(Data items)
########

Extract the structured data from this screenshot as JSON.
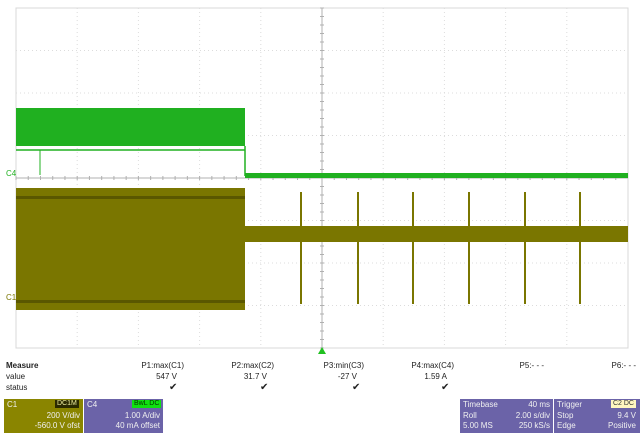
{
  "channels": {
    "c1": {
      "label": "C1",
      "tag": "DC1M",
      "vdiv": "200 V/div",
      "offset": "-560.0 V ofst",
      "color": "#7a7600"
    },
    "c4": {
      "label": "C4",
      "tag": "BwL DC",
      "vdiv": "1.00 A/div",
      "offset": "40 mA offset",
      "color": "#20b020"
    }
  },
  "trace_markers": {
    "c4": "C4",
    "c1": "C1"
  },
  "measure": {
    "title": "Measure",
    "row_value": "value",
    "row_status": "status",
    "params": [
      {
        "name": "P1:max(C1)",
        "value": "547 V",
        "status": "✔"
      },
      {
        "name": "P2:max(C2)",
        "value": "31.7 V",
        "status": "✔"
      },
      {
        "name": "P3:min(C3)",
        "value": "-27 V",
        "status": "✔"
      },
      {
        "name": "P4:max(C4)",
        "value": "1.59 A",
        "status": "✔"
      },
      {
        "name": "P5:- - -",
        "value": "",
        "status": ""
      },
      {
        "name": "P6:- - -",
        "value": "",
        "status": ""
      }
    ]
  },
  "timebase": {
    "label": "Timebase",
    "value": "40 ms",
    "mode": "Roll",
    "sdiv": "2.00 s/div",
    "samples": "5.00 MS",
    "rate": "250 kS/s"
  },
  "trigger": {
    "label": "Trigger",
    "tag": "C2 DC",
    "mode": "Stop",
    "level": "9.4 V",
    "type": "Edge",
    "slope": "Positive"
  }
}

########

Task statement: Using the material above, return every line exactly as it appears, minus the pictures.

Written response:
Extract the structured data from this screenshot as JSON.
{
  "channels": {
    "c1": {
      "label": "C1",
      "tag": "DC1M",
      "vdiv": "200 V/div",
      "offset": "-560.0 V ofst",
      "color": "#7a7600"
    },
    "c4": {
      "label": "C4",
      "tag": "BwL DC",
      "vdiv": "1.00 A/div",
      "offset": "40 mA offset",
      "color": "#20b020"
    }
  },
  "trace_markers": {
    "c4": "C4",
    "c1": "C1"
  },
  "measure": {
    "title": "Measure",
    "row_value": "value",
    "row_status": "status",
    "params": [
      {
        "name": "P1:max(C1)",
        "value": "547 V",
        "status": "✔"
      },
      {
        "name": "P2:max(C2)",
        "value": "31.7 V",
        "status": "✔"
      },
      {
        "name": "P3:min(C3)",
        "value": "-27 V",
        "status": "✔"
      },
      {
        "name": "P4:max(C4)",
        "value": "1.59 A",
        "status": "✔"
      },
      {
        "name": "P5:- - -",
        "value": "",
        "status": ""
      },
      {
        "name": "P6:- - -",
        "value": "",
        "status": ""
      }
    ]
  },
  "timebase": {
    "label": "Timebase",
    "value": "40 ms",
    "mode": "Roll",
    "sdiv": "2.00 s/div",
    "samples": "5.00 MS",
    "rate": "250 kS/s"
  },
  "trigger": {
    "label": "Trigger",
    "tag": "C2 DC",
    "mode": "Stop",
    "level": "9.4 V",
    "type": "Edge",
    "slope": "Positive"
  }
}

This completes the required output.